- _Material for this exercise_
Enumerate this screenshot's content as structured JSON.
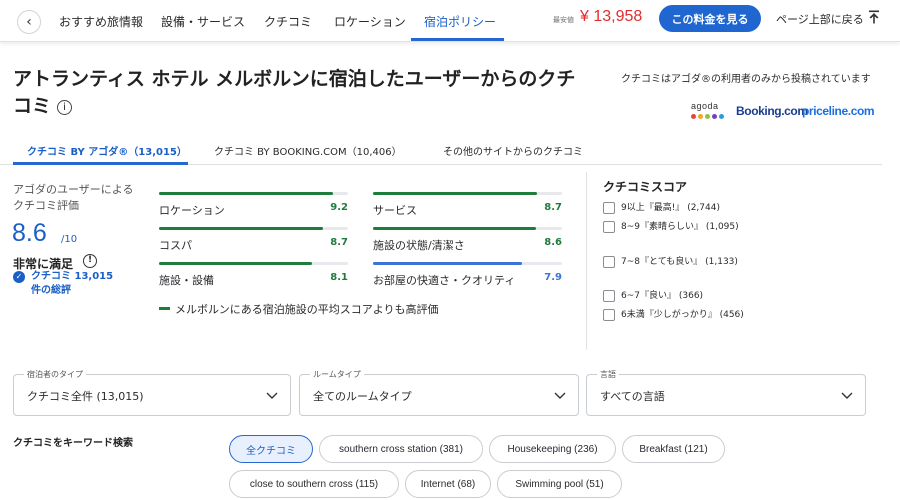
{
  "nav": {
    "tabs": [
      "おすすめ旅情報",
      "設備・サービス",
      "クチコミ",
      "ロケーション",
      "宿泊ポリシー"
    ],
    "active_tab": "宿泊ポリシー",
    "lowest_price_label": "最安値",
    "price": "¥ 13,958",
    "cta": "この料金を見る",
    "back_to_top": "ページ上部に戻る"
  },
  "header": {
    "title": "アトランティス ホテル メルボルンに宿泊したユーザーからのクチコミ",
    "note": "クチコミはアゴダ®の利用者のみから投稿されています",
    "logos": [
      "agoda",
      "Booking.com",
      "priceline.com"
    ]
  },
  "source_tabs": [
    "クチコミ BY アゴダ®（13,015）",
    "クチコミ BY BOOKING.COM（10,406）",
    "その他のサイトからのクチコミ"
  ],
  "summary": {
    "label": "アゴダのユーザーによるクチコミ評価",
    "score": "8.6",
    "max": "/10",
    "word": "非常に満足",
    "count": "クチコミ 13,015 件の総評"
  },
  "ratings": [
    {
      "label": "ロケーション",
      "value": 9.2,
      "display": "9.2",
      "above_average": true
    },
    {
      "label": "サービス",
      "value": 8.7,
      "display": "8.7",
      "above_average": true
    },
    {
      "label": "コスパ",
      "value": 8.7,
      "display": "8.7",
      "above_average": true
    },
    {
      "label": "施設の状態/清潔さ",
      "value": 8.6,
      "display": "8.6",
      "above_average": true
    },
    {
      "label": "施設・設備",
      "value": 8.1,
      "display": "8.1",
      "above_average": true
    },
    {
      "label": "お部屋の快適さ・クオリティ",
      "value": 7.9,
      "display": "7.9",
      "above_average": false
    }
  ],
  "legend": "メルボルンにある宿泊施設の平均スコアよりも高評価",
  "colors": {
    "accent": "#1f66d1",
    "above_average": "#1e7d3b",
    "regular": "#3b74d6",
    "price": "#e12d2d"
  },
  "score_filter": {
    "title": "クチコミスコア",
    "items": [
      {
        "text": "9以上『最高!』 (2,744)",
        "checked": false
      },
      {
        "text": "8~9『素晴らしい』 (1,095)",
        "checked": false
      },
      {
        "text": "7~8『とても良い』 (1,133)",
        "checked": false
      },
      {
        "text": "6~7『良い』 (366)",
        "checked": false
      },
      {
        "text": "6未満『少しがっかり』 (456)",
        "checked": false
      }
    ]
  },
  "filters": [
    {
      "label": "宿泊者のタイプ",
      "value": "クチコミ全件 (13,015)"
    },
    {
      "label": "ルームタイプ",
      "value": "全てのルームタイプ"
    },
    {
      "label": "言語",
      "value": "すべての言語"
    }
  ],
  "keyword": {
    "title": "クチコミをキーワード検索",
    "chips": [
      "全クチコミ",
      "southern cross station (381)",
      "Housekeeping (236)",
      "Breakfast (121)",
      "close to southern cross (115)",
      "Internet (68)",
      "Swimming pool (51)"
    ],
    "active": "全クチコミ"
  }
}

- _Task prompt_
Each entry gets copied exactly; the pictures stay out.

- _Response_
Enumerate this screenshot's content as structured JSON.
{
  "nav": {
    "tabs": [
      "おすすめ旅情報",
      "設備・サービス",
      "クチコミ",
      "ロケーション",
      "宿泊ポリシー"
    ],
    "active_tab": "宿泊ポリシー",
    "lowest_price_label": "最安値",
    "price": "¥ 13,958",
    "cta": "この料金を見る",
    "back_to_top": "ページ上部に戻る"
  },
  "header": {
    "title": "アトランティス ホテル メルボルンに宿泊したユーザーからのクチコミ",
    "note": "クチコミはアゴダ®の利用者のみから投稿されています",
    "logos": [
      "agoda",
      "Booking.com",
      "priceline.com"
    ]
  },
  "source_tabs": [
    "クチコミ BY アゴダ®（13,015）",
    "クチコミ BY BOOKING.COM（10,406）",
    "その他のサイトからのクチコミ"
  ],
  "summary": {
    "label": "アゴダのユーザーによるクチコミ評価",
    "score": "8.6",
    "max": "/10",
    "word": "非常に満足",
    "count": "クチコミ 13,015 件の総評"
  },
  "ratings": [
    {
      "label": "ロケーション",
      "value": 9.2,
      "display": "9.2",
      "above_average": true
    },
    {
      "label": "サービス",
      "value": 8.7,
      "display": "8.7",
      "above_average": true
    },
    {
      "label": "コスパ",
      "value": 8.7,
      "display": "8.7",
      "above_average": true
    },
    {
      "label": "施設の状態/清潔さ",
      "value": 8.6,
      "display": "8.6",
      "above_average": true
    },
    {
      "label": "施設・設備",
      "value": 8.1,
      "display": "8.1",
      "above_average": true
    },
    {
      "label": "お部屋の快適さ・クオリティ",
      "value": 7.9,
      "display": "7.9",
      "above_average": false
    }
  ],
  "legend": "メルボルンにある宿泊施設の平均スコアよりも高評価",
  "colors": {
    "accent": "#1f66d1",
    "above_average": "#1e7d3b",
    "regular": "#3b74d6",
    "price": "#e12d2d"
  },
  "score_filter": {
    "title": "クチコミスコア",
    "items": [
      {
        "text": "9以上『最高!』 (2,744)",
        "checked": false
      },
      {
        "text": "8~9『素晴らしい』 (1,095)",
        "checked": false
      },
      {
        "text": "7~8『とても良い』 (1,133)",
        "checked": false
      },
      {
        "text": "6~7『良い』 (366)",
        "checked": false
      },
      {
        "text": "6未満『少しがっかり』 (456)",
        "checked": false
      }
    ]
  },
  "filters": [
    {
      "label": "宿泊者のタイプ",
      "value": "クチコミ全件 (13,015)"
    },
    {
      "label": "ルームタイプ",
      "value": "全てのルームタイプ"
    },
    {
      "label": "言語",
      "value": "すべての言語"
    }
  ],
  "keyword": {
    "title": "クチコミをキーワード検索",
    "chips": [
      "全クチコミ",
      "southern cross station (381)",
      "Housekeeping (236)",
      "Breakfast (121)",
      "close to southern cross (115)",
      "Internet (68)",
      "Swimming pool (51)"
    ],
    "active": "全クチコミ"
  }
}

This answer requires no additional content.